Data extracted from a collection:
* * * * * * * * *
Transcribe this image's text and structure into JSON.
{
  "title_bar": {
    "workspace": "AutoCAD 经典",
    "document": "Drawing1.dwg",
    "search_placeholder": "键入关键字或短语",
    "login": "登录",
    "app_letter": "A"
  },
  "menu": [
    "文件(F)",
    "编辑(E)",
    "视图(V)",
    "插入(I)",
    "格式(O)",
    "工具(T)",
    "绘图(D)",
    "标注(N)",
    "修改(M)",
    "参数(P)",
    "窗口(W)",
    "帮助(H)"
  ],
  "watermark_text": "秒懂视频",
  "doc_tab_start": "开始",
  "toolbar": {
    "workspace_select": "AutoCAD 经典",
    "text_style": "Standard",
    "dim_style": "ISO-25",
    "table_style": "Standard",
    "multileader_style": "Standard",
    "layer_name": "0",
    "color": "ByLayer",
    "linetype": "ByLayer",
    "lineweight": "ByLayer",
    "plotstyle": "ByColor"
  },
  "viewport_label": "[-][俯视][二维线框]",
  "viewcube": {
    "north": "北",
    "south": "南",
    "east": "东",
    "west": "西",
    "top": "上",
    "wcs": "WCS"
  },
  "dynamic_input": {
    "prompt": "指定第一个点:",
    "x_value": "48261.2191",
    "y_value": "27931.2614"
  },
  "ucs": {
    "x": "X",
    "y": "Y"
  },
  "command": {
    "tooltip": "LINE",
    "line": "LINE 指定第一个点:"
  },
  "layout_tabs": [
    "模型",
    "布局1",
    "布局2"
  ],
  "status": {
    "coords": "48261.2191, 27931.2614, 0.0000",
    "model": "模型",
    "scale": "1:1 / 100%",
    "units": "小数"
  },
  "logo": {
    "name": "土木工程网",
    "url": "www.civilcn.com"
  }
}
* * * * * * * * *
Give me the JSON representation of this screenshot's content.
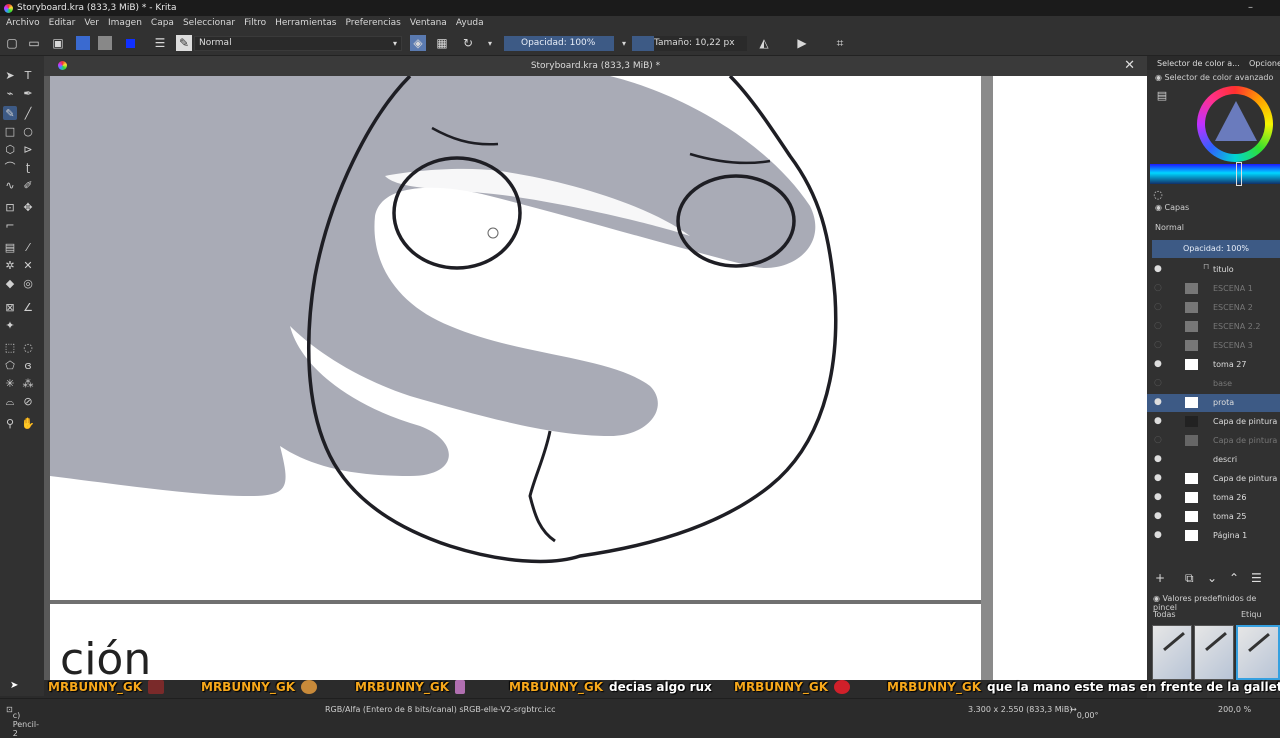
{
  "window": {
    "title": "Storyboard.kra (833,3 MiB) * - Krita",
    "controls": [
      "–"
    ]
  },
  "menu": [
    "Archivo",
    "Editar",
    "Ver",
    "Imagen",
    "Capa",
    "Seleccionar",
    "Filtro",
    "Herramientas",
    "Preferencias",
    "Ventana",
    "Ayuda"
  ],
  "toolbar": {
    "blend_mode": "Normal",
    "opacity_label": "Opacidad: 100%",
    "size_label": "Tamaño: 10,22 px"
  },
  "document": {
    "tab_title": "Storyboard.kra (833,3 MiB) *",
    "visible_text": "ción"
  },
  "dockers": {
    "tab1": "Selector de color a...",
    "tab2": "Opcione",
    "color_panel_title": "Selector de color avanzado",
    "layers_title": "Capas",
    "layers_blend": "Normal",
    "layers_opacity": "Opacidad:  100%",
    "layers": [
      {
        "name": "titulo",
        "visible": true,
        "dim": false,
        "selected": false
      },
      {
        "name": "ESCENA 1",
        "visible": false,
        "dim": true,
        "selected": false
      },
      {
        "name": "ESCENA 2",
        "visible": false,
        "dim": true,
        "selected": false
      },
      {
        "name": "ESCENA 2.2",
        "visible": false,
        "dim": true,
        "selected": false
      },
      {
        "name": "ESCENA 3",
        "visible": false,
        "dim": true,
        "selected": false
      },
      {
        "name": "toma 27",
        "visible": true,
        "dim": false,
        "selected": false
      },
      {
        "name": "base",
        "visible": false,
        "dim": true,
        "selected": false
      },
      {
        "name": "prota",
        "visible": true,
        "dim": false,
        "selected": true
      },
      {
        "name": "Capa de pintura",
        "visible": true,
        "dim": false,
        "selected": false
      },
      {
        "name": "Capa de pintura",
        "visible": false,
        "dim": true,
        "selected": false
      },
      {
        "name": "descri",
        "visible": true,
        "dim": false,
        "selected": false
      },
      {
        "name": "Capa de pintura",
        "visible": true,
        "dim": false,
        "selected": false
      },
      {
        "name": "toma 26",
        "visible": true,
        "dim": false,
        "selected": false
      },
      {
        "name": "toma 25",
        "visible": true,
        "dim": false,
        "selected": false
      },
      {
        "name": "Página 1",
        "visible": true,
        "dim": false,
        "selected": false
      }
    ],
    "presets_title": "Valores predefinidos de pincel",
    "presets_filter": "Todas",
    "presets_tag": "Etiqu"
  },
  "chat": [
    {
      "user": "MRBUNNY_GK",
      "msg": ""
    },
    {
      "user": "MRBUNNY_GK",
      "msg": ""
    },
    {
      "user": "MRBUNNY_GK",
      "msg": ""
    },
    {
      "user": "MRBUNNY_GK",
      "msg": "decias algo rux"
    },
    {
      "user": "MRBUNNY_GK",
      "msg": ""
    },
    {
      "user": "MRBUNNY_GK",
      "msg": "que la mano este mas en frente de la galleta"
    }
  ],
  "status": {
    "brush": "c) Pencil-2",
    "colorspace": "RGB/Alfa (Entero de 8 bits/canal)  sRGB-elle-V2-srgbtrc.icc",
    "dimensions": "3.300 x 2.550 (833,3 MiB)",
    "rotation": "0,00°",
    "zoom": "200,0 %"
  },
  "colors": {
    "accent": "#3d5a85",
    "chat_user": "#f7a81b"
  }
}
* * * * * * * * *
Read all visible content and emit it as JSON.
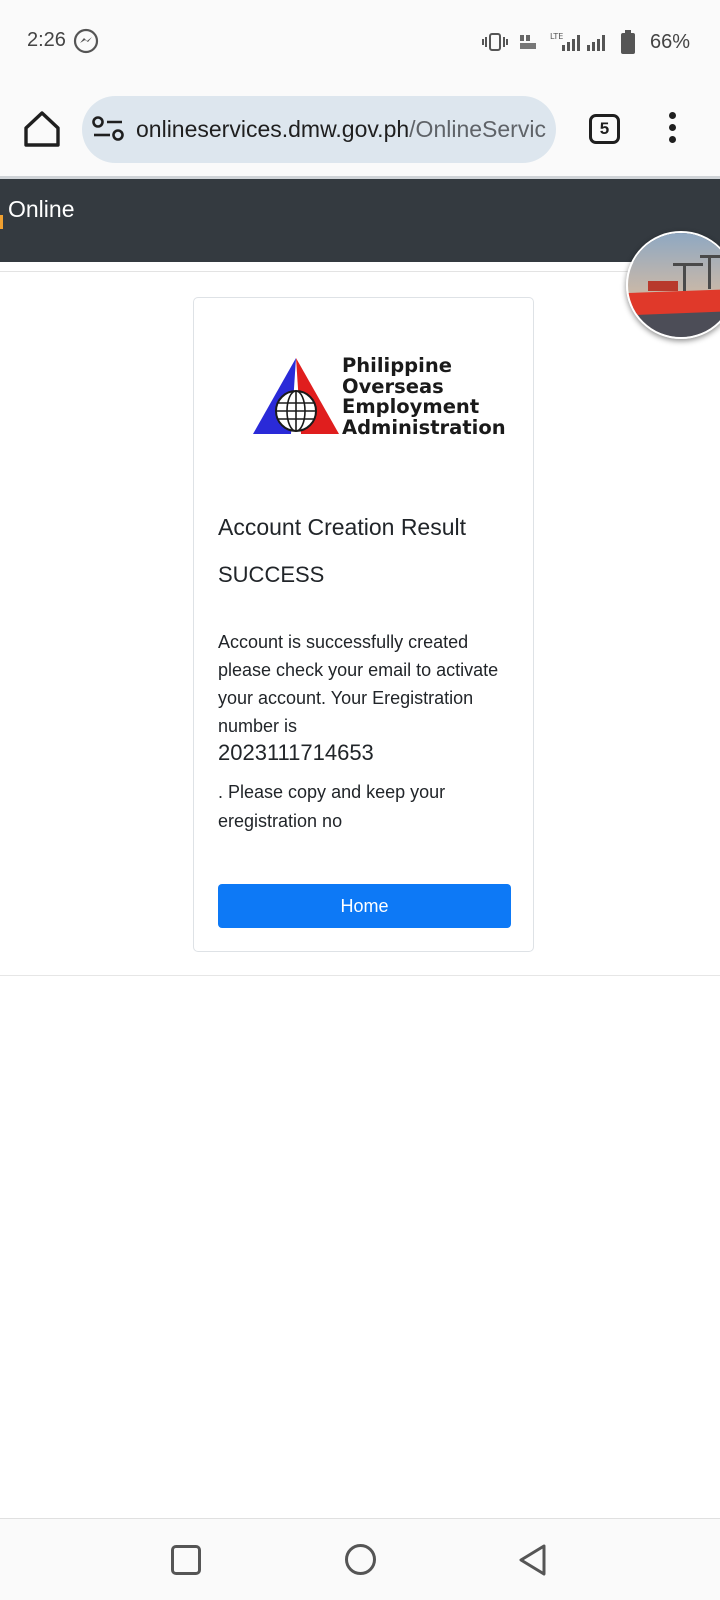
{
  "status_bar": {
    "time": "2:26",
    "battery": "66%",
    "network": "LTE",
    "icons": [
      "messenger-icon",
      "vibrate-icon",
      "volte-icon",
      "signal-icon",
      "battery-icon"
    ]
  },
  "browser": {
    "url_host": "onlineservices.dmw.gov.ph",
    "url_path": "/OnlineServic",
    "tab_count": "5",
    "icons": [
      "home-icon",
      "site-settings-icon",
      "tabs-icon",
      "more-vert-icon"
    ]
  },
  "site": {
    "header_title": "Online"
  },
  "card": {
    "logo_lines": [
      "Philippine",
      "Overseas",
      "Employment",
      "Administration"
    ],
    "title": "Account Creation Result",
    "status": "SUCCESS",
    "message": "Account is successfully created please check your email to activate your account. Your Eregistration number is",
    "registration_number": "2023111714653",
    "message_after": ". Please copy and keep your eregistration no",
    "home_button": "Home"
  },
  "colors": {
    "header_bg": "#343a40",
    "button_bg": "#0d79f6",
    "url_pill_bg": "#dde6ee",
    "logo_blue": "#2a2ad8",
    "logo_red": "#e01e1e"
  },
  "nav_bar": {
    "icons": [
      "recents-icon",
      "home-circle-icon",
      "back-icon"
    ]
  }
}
* * * * * * * * *
**SHORT TASK**.
Reproduce each line of the entries in which the word "AutoCAD" is found.

**EXERCISE OUTPUT**.
    "workspace": "AutoCAD 经典",
    "workspace_select": "AutoCAD 经典",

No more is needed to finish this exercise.